> _EXERCISE_
Count the lines in the items below that contain the string "cercle", treating uppercase and lowercase as different, and reply with the number alone.

> _RECORDS_
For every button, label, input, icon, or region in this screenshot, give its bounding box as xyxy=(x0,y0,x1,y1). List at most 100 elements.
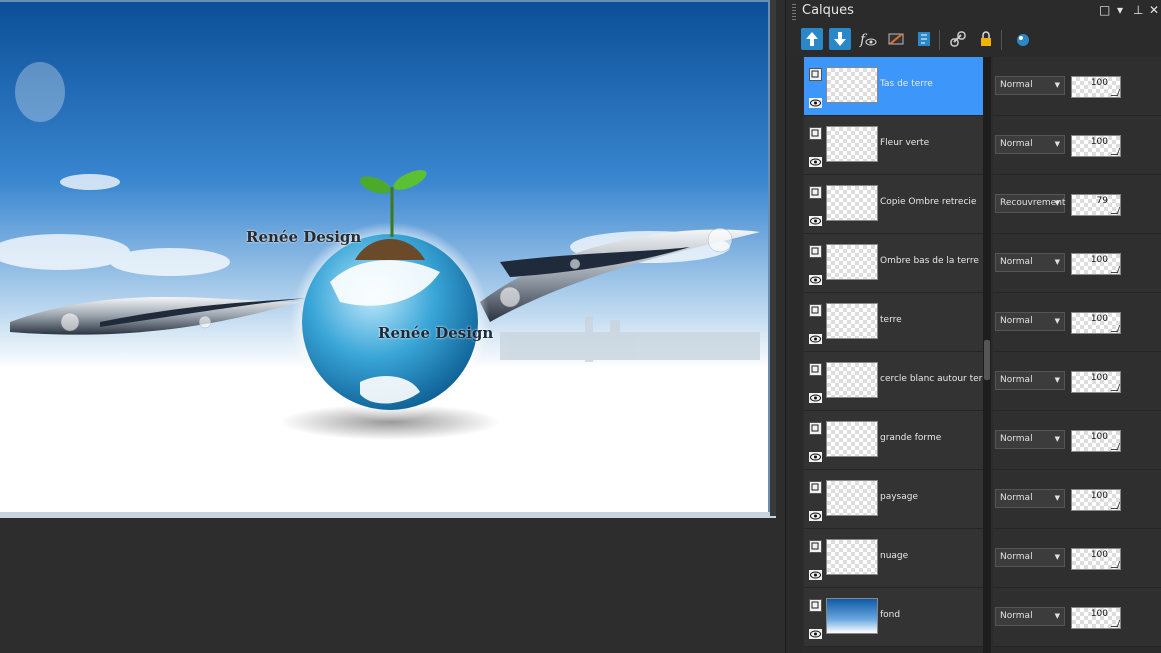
layer-item[interactable]: grande forme xyxy=(804,411,984,470)
layer-row[interactable]: Tas de terre Normal ▼ 100 xyxy=(802,57,1161,116)
eye-icon[interactable] xyxy=(809,93,822,108)
layer-row[interactable]: grande forme Normal ▼ 100 xyxy=(802,411,1161,470)
eye-icon[interactable] xyxy=(809,565,822,580)
eye-icon[interactable] xyxy=(809,211,822,226)
eye-icon[interactable] xyxy=(809,388,822,403)
layer-group-icon[interactable] xyxy=(809,361,822,376)
resize-grip-icon xyxy=(1110,207,1121,214)
layer-row[interactable]: cercle blanc autour terre Normal ▼ 100 xyxy=(802,352,1161,411)
layer-row[interactable]: paysage Normal ▼ 100 xyxy=(802,470,1161,529)
layer-row[interactable]: Fleur verte Normal ▼ 100 xyxy=(802,116,1161,175)
layer-group-icon[interactable] xyxy=(809,538,822,553)
layer-item[interactable]: terre xyxy=(804,293,984,352)
layer-item[interactable]: Ombre bas de la terre xyxy=(804,234,984,293)
eye-icon[interactable] xyxy=(809,329,822,344)
chevron-down-icon: ▼ xyxy=(1054,612,1060,620)
blend-mode-dropdown[interactable]: Normal ▼ xyxy=(995,253,1065,272)
layer-group-icon[interactable] xyxy=(809,243,822,258)
opacity-field[interactable]: 79 xyxy=(1071,194,1121,216)
layer-group-icon[interactable] xyxy=(809,597,822,612)
layer-thumbnail[interactable] xyxy=(826,480,878,516)
restore-icon[interactable]: □ xyxy=(1099,3,1110,17)
opacity-value: 100 xyxy=(1090,137,1108,147)
blend-mode-dropdown[interactable]: Normal ▼ xyxy=(995,371,1065,390)
menu-arrow-icon[interactable]: ▾ xyxy=(1117,3,1123,17)
layer-thumbnail[interactable] xyxy=(826,421,878,457)
layer-item[interactable]: Tas de terre xyxy=(804,57,984,116)
blend-mode-dropdown[interactable]: Normal ▼ xyxy=(995,607,1065,626)
eye-icon[interactable] xyxy=(809,506,822,521)
eye-icon[interactable] xyxy=(809,270,822,285)
layer-name[interactable]: Copie Ombre retrecie xyxy=(880,197,976,207)
opacity-field[interactable]: 100 xyxy=(1071,548,1121,570)
blend-mode-dropdown[interactable]: Normal ▼ xyxy=(995,489,1065,508)
opacity-field[interactable]: 100 xyxy=(1071,135,1121,157)
layer-group-icon[interactable] xyxy=(809,66,822,81)
opacity-field[interactable]: 100 xyxy=(1071,607,1121,629)
layer-group-icon[interactable] xyxy=(809,479,822,494)
layer-thumbnail[interactable] xyxy=(826,126,878,162)
eye-icon[interactable] xyxy=(809,447,822,462)
layer-item[interactable]: Copie Ombre retrecie xyxy=(804,175,984,234)
lock-icon[interactable] xyxy=(975,28,997,50)
opacity-field[interactable]: 100 xyxy=(1071,312,1121,334)
layer-item[interactable]: nuage xyxy=(804,529,984,588)
layers-scrollbar[interactable] xyxy=(786,57,802,653)
divider-handle-icon[interactable] xyxy=(984,340,990,380)
layer-name[interactable]: paysage xyxy=(880,492,918,502)
layer-thumbnail[interactable] xyxy=(826,244,878,280)
layer-thumbnail[interactable] xyxy=(826,598,878,634)
blend-mode-dropdown[interactable]: Normal ▼ xyxy=(995,548,1065,567)
layer-thumbnail[interactable] xyxy=(826,67,878,103)
opacity-field[interactable]: 100 xyxy=(1071,489,1121,511)
opacity-field[interactable]: 100 xyxy=(1071,76,1121,98)
layer-row[interactable]: nuage Normal ▼ 100 xyxy=(802,529,1161,588)
new-layer-down-icon[interactable] xyxy=(829,28,851,50)
layer-name[interactable]: Fleur verte xyxy=(880,138,929,148)
opacity-field[interactable]: 100 xyxy=(1071,371,1121,393)
layer-thumbnail[interactable] xyxy=(826,539,878,575)
layer-effects-icon[interactable]: f xyxy=(857,28,879,50)
layer-item[interactable]: cercle blanc autour terre xyxy=(804,352,991,411)
layer-name[interactable]: grande forme xyxy=(880,433,941,443)
layer-thumbnail[interactable] xyxy=(826,185,878,221)
blend-mode-dropdown[interactable]: Normal ▼ xyxy=(995,76,1065,95)
link-icon[interactable] xyxy=(947,28,969,50)
layer-item[interactable]: paysage xyxy=(804,470,984,529)
layer-group-icon[interactable] xyxy=(809,184,822,199)
pin-icon[interactable]: ⊥ xyxy=(1133,3,1143,17)
layer-name[interactable]: fond xyxy=(880,610,900,620)
layer-name[interactable]: terre xyxy=(880,315,902,325)
panel-grip-icon[interactable] xyxy=(792,4,796,20)
layer-properties-icon[interactable] xyxy=(913,28,935,50)
layer-name[interactable]: Tas de terre xyxy=(880,79,933,89)
layer-item[interactable]: fond xyxy=(804,588,984,647)
opacity-field[interactable]: 100 xyxy=(1071,253,1121,275)
blend-mode-dropdown[interactable]: Recouvrement ▼ xyxy=(995,194,1065,213)
layer-name[interactable]: nuage xyxy=(880,551,908,561)
mask-icon[interactable] xyxy=(1011,28,1033,50)
canvas-image[interactable]: Renée Design Renée Design xyxy=(0,2,768,512)
new-layer-up-icon[interactable] xyxy=(801,28,823,50)
layer-name[interactable]: cercle blanc autour terre xyxy=(880,374,991,384)
eye-icon[interactable] xyxy=(809,152,822,167)
blend-mode-dropdown[interactable]: Normal ▼ xyxy=(995,312,1065,331)
layer-name[interactable]: Ombre bas de la terre xyxy=(880,256,979,266)
layer-group-icon[interactable] xyxy=(809,125,822,140)
opacity-field[interactable]: 100 xyxy=(1071,430,1121,452)
eye-icon[interactable] xyxy=(809,624,822,639)
visibility-toggle-icon[interactable] xyxy=(885,28,907,50)
layer-row[interactable]: Copie Ombre retrecie Recouvrement ▼ 79 xyxy=(802,175,1161,234)
blend-mode-dropdown[interactable]: Normal ▼ xyxy=(995,430,1065,449)
layer-group-icon[interactable] xyxy=(809,302,822,317)
vertical-scrollbar[interactable] xyxy=(770,0,776,516)
close-icon[interactable]: ✕ xyxy=(1149,3,1159,17)
layer-item[interactable]: Fleur verte xyxy=(804,116,984,175)
layer-thumbnail[interactable] xyxy=(826,362,878,398)
layer-group-icon[interactable] xyxy=(809,420,822,435)
layer-row[interactable]: fond Normal ▼ 100 xyxy=(802,588,1161,647)
layer-row[interactable]: Ombre bas de la terre Normal ▼ 100 xyxy=(802,234,1161,293)
layer-thumbnail[interactable] xyxy=(826,303,878,339)
layer-row[interactable]: terre Normal ▼ 100 xyxy=(802,293,1161,352)
blend-mode-dropdown[interactable]: Normal ▼ xyxy=(995,135,1065,154)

> _THE OUTPUT_
3